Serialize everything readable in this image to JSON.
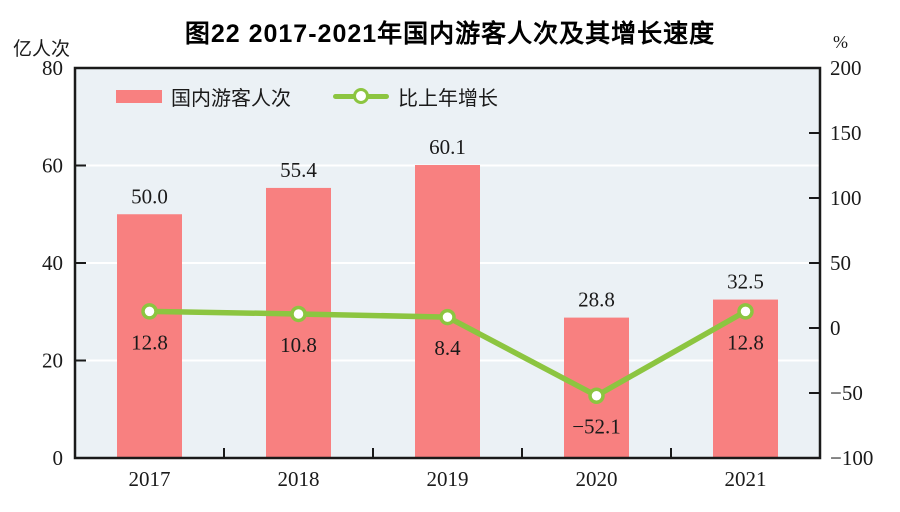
{
  "title": "图22  2017-2021年国内游客人次及其增长速度",
  "legend": {
    "bar_label": "国内游客人次",
    "line_label": "比上年增长"
  },
  "colors": {
    "bar": "#F88080",
    "line": "#8CC540",
    "marker_fill": "#FFFFFF",
    "plot_bg": "#EBF1F5",
    "grid": "#FFFFFF",
    "axis": "#1A1A1A",
    "text": "#1A1A1A"
  },
  "chart_data": {
    "type": "bar+line combo",
    "title": "图22  2017-2021年国内游客人次及其增长速度",
    "categories": [
      "2017",
      "2018",
      "2019",
      "2020",
      "2021"
    ],
    "series": [
      {
        "name": "国内游客人次",
        "type": "bar",
        "axis": "left",
        "values": [
          50.0,
          55.4,
          60.1,
          28.8,
          32.5
        ]
      },
      {
        "name": "比上年增长",
        "type": "line",
        "axis": "right",
        "values": [
          12.8,
          10.8,
          8.4,
          -52.1,
          12.8
        ]
      }
    ],
    "left_axis": {
      "label": "亿人次",
      "min": 0,
      "max": 80,
      "step": 20
    },
    "right_axis": {
      "label": "%",
      "min": -100,
      "max": 200,
      "step": 50
    },
    "grid": "horizontal white lines at left-axis ticks",
    "legend_position": "top-left inside plot"
  }
}
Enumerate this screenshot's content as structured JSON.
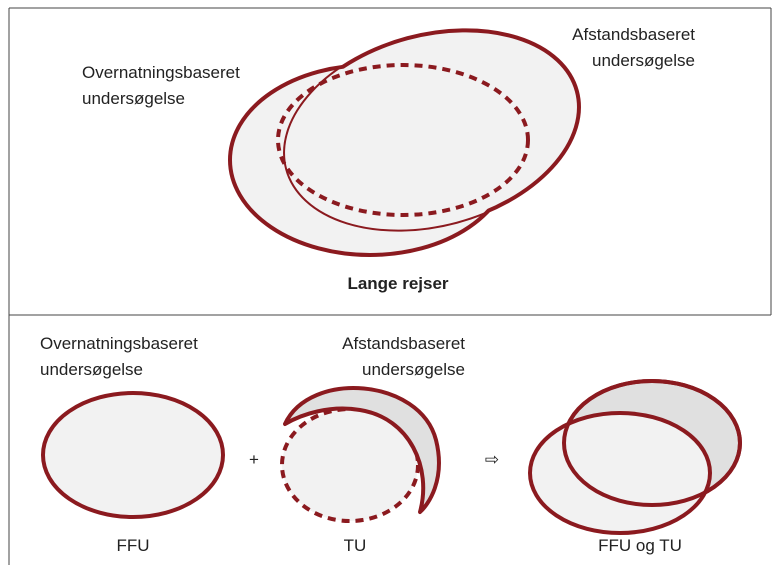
{
  "top": {
    "label_left": [
      "Overnatningsbaseret",
      "undersøgelse"
    ],
    "label_right": [
      "Afstandsbaseret",
      "undersøgelse"
    ],
    "caption": "Lange rejser"
  },
  "bottom": {
    "label_left": [
      "Overnatningsbaseret",
      "undersøgelse"
    ],
    "label_right": [
      "Afstandsbaseret",
      "undersøgelse"
    ],
    "plus": "+",
    "arrow": "⇨",
    "captions": [
      "FFU",
      "TU",
      "FFU og TU"
    ]
  }
}
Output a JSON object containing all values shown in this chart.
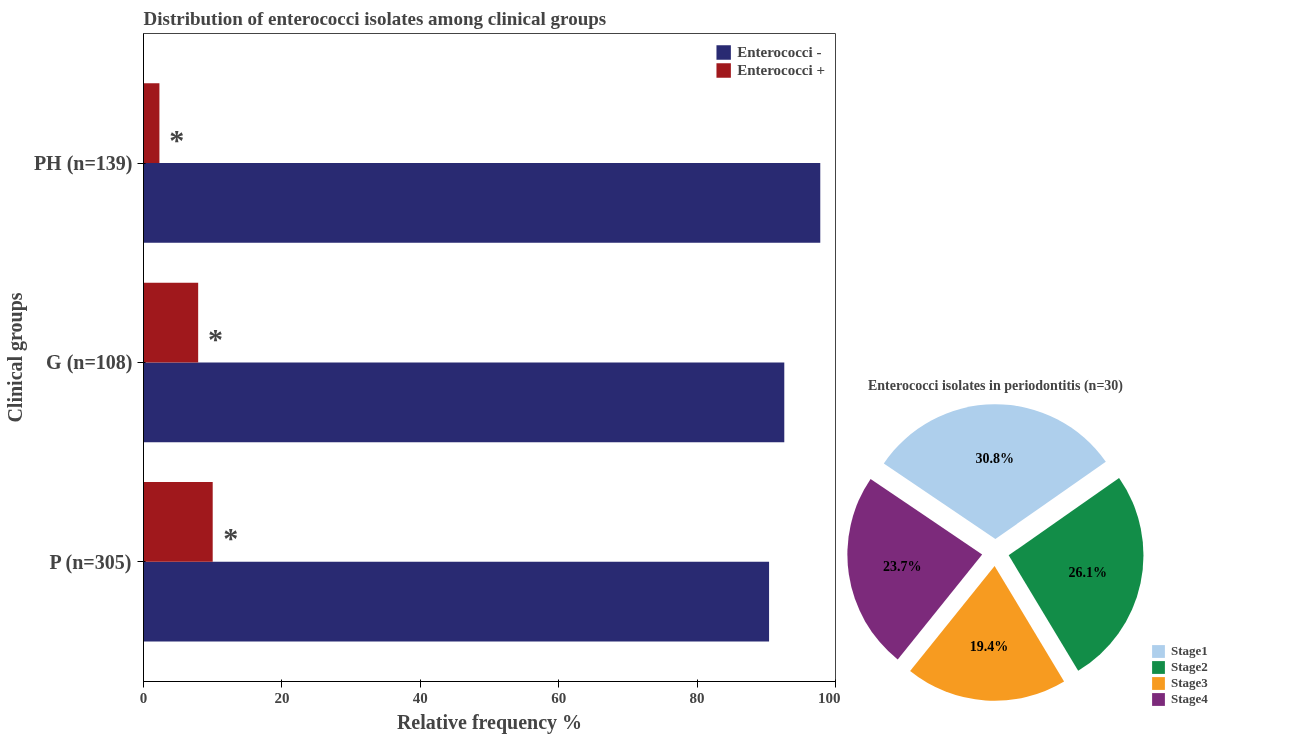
{
  "chart_data": [
    {
      "type": "bar",
      "orientation": "horizontal",
      "title": "Distribution of enterococci isolates among clinical groups",
      "xlabel": "Relative frequency %",
      "ylabel": "Clinical groups",
      "categories": [
        "PH (n=139)",
        "G (n=108)",
        "P (n=305)"
      ],
      "series": [
        {
          "name": "Enterococci -",
          "color": "#292a72",
          "values": [
            97.8,
            92.6,
            90.4
          ]
        },
        {
          "name": "Enterococci +",
          "color": "#a0181c",
          "values": [
            2.3,
            7.9,
            10.0
          ]
        }
      ],
      "xlim": [
        0,
        100
      ],
      "xticks": [
        0,
        20,
        40,
        60,
        80,
        100
      ],
      "grid": false,
      "legend": "top right",
      "annotations": [
        {
          "text": "*",
          "x": 4.8,
          "y": "PH (n=139)"
        },
        {
          "text": "*",
          "x": 10.4,
          "y": "G (n=108)"
        },
        {
          "text": "*",
          "x": 12.6,
          "y": "P (n=305)"
        }
      ]
    },
    {
      "type": "pie",
      "title": "Enterococci isolates in periodontitis (n=30)",
      "categories": [
        "Stage1",
        "Stage2",
        "Stage3",
        "Stage4"
      ],
      "values": [
        30.8,
        26.1,
        19.4,
        23.7
      ],
      "colors": [
        "#aecfec",
        "#128d48",
        "#f79b20",
        "#7c2a7b"
      ],
      "value_labels": [
        "30.8%",
        "26.1%",
        "19.4%",
        "23.7%"
      ],
      "legend": "right"
    }
  ]
}
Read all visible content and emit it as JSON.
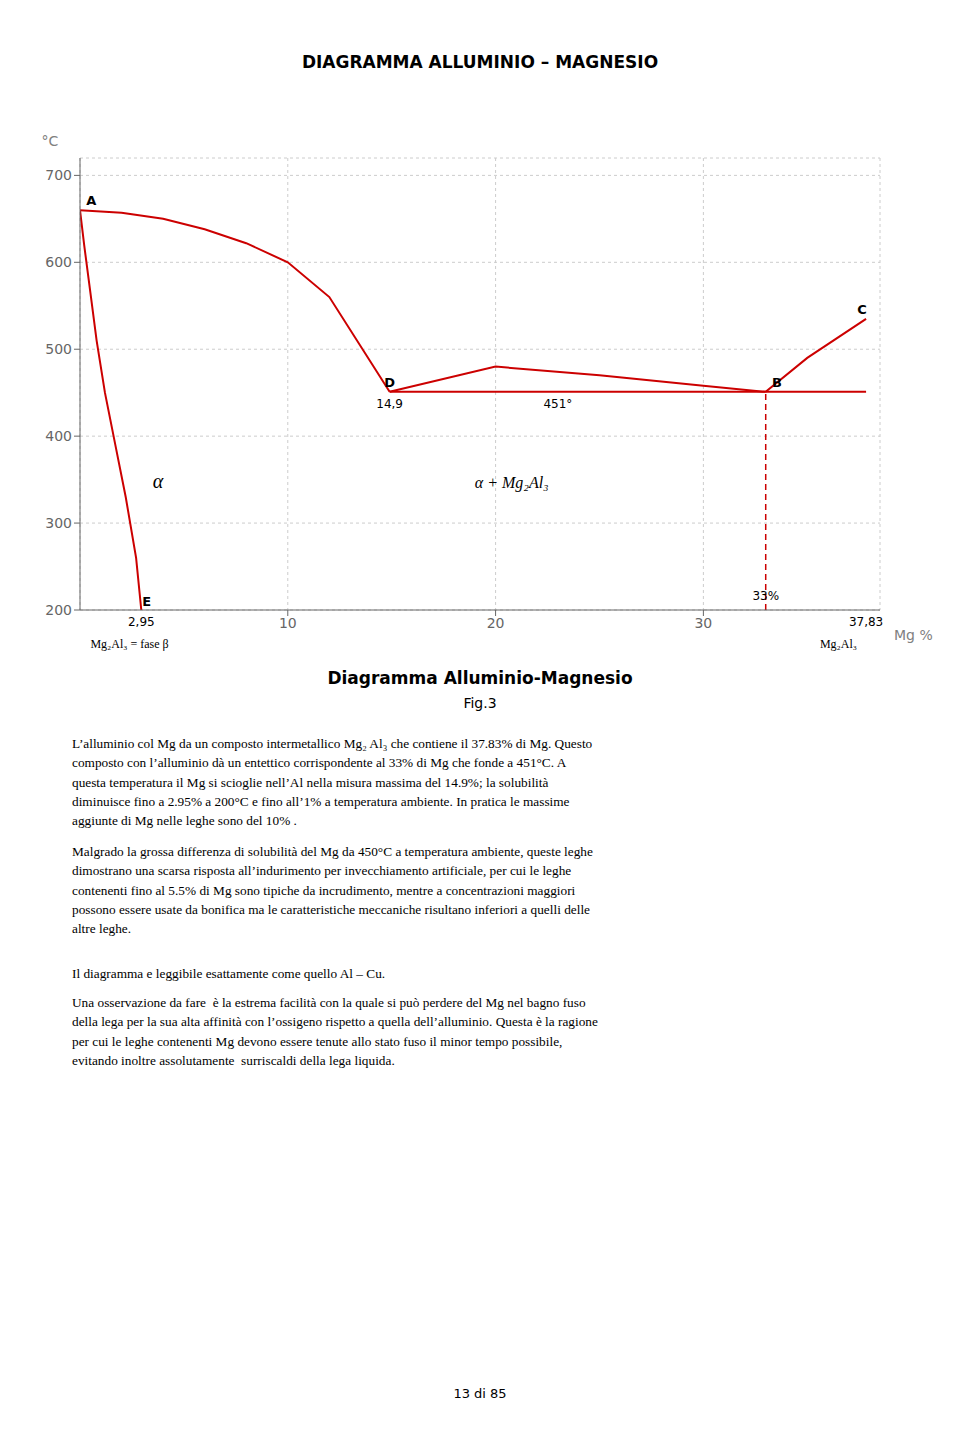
{
  "page": {
    "title": "DIAGRAMMA ALLUMINIO – MAGNESIO",
    "paragraphs": [
      "L’alluminio col Mg da un composto intermetallico Mg₂ Al₃ che contiene il 37.83% di Mg. Questo\ncomposto con l’alluminio dà un entettico corrispondente al 33% di Mg che fonde a 451°C. A\nquesta temperatura il Mg si scioglie nell’Al nella misura massima del 14.9%; la solubilità\ndiminuisce fino a 2.95% a 200°C e fino all’1% a temperatura ambiente. In pratica le massime\naggiunte di Mg nelle leghe sono del 10% .",
      "Malgrado la grossa differenza di solubilità del Mg da 450°C a temperatura ambiente, queste leghe\ndimostrano una scarsa risposta all’indurimento per invecchiamento artificiale, per cui le leghe\ncontenenti fino al 5.5% di Mg sono tipiche da incrudimento, mentre a concentrazioni maggiori\npossono essere usate da bonifica ma le caratteristiche meccaniche risultano inferiori a quelli delle\naltre leghe.",
      "Il diagramma e leggibile esattamente come quello Al – Cu.",
      "Una osservazione da fare  è la estrema facilità con la quale si può perdere del Mg nel bagno fuso\ndella lega per la sua alta affinità con l’ossigeno rispetto a quella dell’alluminio. Questa è la ragione\nper cui le leghe contenenti Mg devono essere tenute allo stato fuso il minor tempo possibile,\nevitando inoltre assolutamente  surriscaldi della lega liquida."
    ],
    "page_number": "13 di 85"
  },
  "chart_data": {
    "type": "line",
    "title": "Diagramma Alluminio-Magnesio",
    "subtitle": "Fig.3",
    "x_label": "Mg %",
    "y_label": "°C",
    "xlim": [
      0,
      38.5
    ],
    "ylim": [
      200,
      720
    ],
    "xticks": [
      10,
      20,
      30
    ],
    "yticks": [
      200,
      300,
      400,
      500,
      600,
      700
    ],
    "grid": true,
    "series": [
      {
        "color": "#cc0000",
        "line_style": "solid",
        "x": [
          0,
          2,
          4,
          6,
          8,
          10,
          12,
          14.9
        ],
        "values": [
          660,
          657,
          650,
          638,
          622,
          600,
          560,
          451
        ]
      },
      {
        "color": "#cc0000",
        "line_style": "solid",
        "x": [
          14.9,
          20,
          25,
          30,
          33.0
        ],
        "values": [
          451,
          480,
          470,
          458,
          451
        ]
      },
      {
        "color": "#cc0000",
        "line_style": "solid",
        "x": [
          33.0,
          35,
          37.83
        ],
        "values": [
          451,
          490,
          535
        ]
      },
      {
        "color": "#cc0000",
        "line_style": "solid",
        "x": [
          0,
          0.2,
          0.5,
          0.8,
          1.2,
          1.7,
          2.2,
          2.7,
          2.95
        ],
        "values": [
          660,
          620,
          565,
          510,
          450,
          390,
          330,
          260,
          200
        ]
      },
      {
        "color": "#cc0000",
        "line_style": "solid",
        "x": [
          14.9,
          37.83
        ],
        "values": [
          451,
          451
        ]
      },
      {
        "color": "#cc0000",
        "line_style": "dashed",
        "x": [
          33.0,
          33.0
        ],
        "values": [
          200,
          451
        ]
      }
    ],
    "annotations": [
      {
        "text": "A",
        "x": 0.3,
        "y": 662
      },
      {
        "text": "D",
        "x": 14.9,
        "y": 453
      },
      {
        "text": "B",
        "x": 33.3,
        "y": 453
      },
      {
        "text": "C",
        "x": 37.4,
        "y": 537
      },
      {
        "text": "E",
        "x": 3.0,
        "y": 201
      },
      {
        "text": "14,9",
        "x": 14.9,
        "y": 442
      },
      {
        "text": "451°",
        "x": 23,
        "y": 442
      },
      {
        "text": "33%",
        "x": 33.0,
        "y": 208
      },
      {
        "text": "α",
        "x": 3.5,
        "y": 340
      },
      {
        "text": "α + Mg₂Al₃",
        "x": 19,
        "y": 340
      },
      {
        "text": "2,95",
        "x": 2.95,
        "y": 194
      },
      {
        "text": "37,83",
        "x": 37.83,
        "y": 194
      },
      {
        "text": "Mg₂Al₃ = fase β",
        "x": 0.5,
        "y": 182
      },
      {
        "text": "Mg₂Al₃",
        "x": 36.5,
        "y": 182
      }
    ]
  }
}
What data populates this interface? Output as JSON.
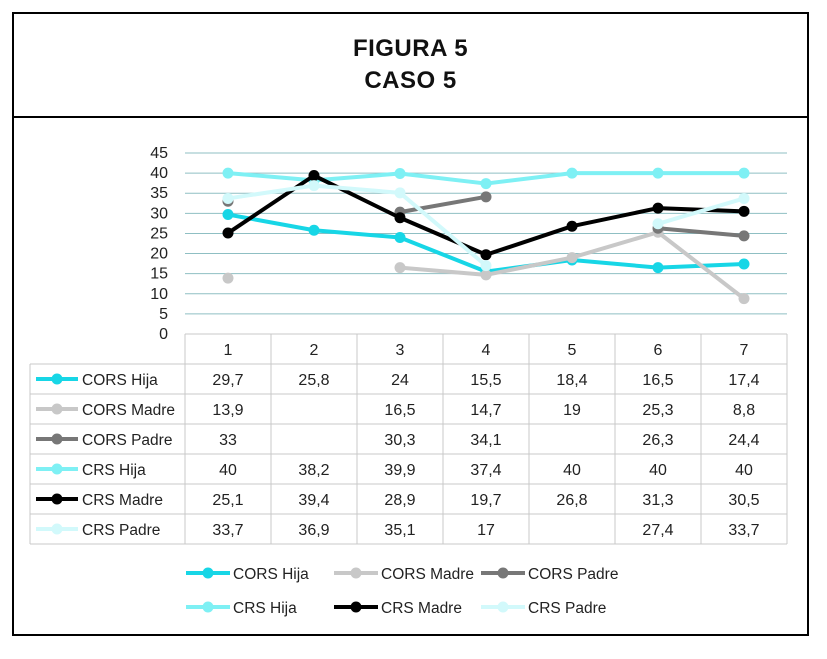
{
  "header": {
    "line1": "FIGURA 5",
    "line2": "CASO 5"
  },
  "chart_data": {
    "type": "line",
    "categories": [
      "1",
      "2",
      "3",
      "4",
      "5",
      "6",
      "7"
    ],
    "ylim": [
      0,
      45
    ],
    "yticks": [
      0,
      5,
      10,
      15,
      20,
      25,
      30,
      35,
      40,
      45
    ],
    "grid": true,
    "legend_position": "bottom",
    "data_table": true,
    "series": [
      {
        "name": "CORS Hija",
        "color": "#17d6e6",
        "values": [
          29.7,
          25.8,
          24,
          15.5,
          18.4,
          16.5,
          17.4
        ],
        "labels": [
          "29,7",
          "25,8",
          "24",
          "15,5",
          "18,4",
          "16,5",
          "17,4"
        ]
      },
      {
        "name": "CORS Madre",
        "color": "#c8c8c8",
        "values": [
          13.9,
          null,
          16.5,
          14.7,
          19,
          25.3,
          8.8
        ],
        "labels": [
          "13,9",
          "",
          "16,5",
          "14,7",
          "19",
          "25,3",
          "8,8"
        ]
      },
      {
        "name": "CORS Padre",
        "color": "#777777",
        "values": [
          33,
          null,
          30.3,
          34.1,
          null,
          26.3,
          24.4
        ],
        "labels": [
          "33",
          "",
          "30,3",
          "34,1",
          "",
          "26,3",
          "24,4"
        ]
      },
      {
        "name": "CRS Hija",
        "color": "#7ef0f4",
        "values": [
          40,
          38.2,
          39.9,
          37.4,
          40,
          40,
          40
        ],
        "labels": [
          "40",
          "38,2",
          "39,9",
          "37,4",
          "40",
          "40",
          "40"
        ]
      },
      {
        "name": "CRS Madre",
        "color": "#000000",
        "values": [
          25.1,
          39.4,
          28.9,
          19.7,
          26.8,
          31.3,
          30.5
        ],
        "labels": [
          "25,1",
          "39,4",
          "28,9",
          "19,7",
          "26,8",
          "31,3",
          "30,5"
        ]
      },
      {
        "name": "CRS Padre",
        "color": "#d2f9fb",
        "values": [
          33.7,
          36.9,
          35.1,
          17,
          null,
          27.4,
          33.7
        ],
        "labels": [
          "33,7",
          "36,9",
          "35,1",
          "17",
          "",
          "27,4",
          "33,7"
        ]
      }
    ]
  }
}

= What needs to be done =
Read the lines above. Gather those in which the string "CORS" is found.

= Answer to the exercise =
        "name": "CORS Hija",
        "name": "CORS Madre",
        "name": "CORS Padre",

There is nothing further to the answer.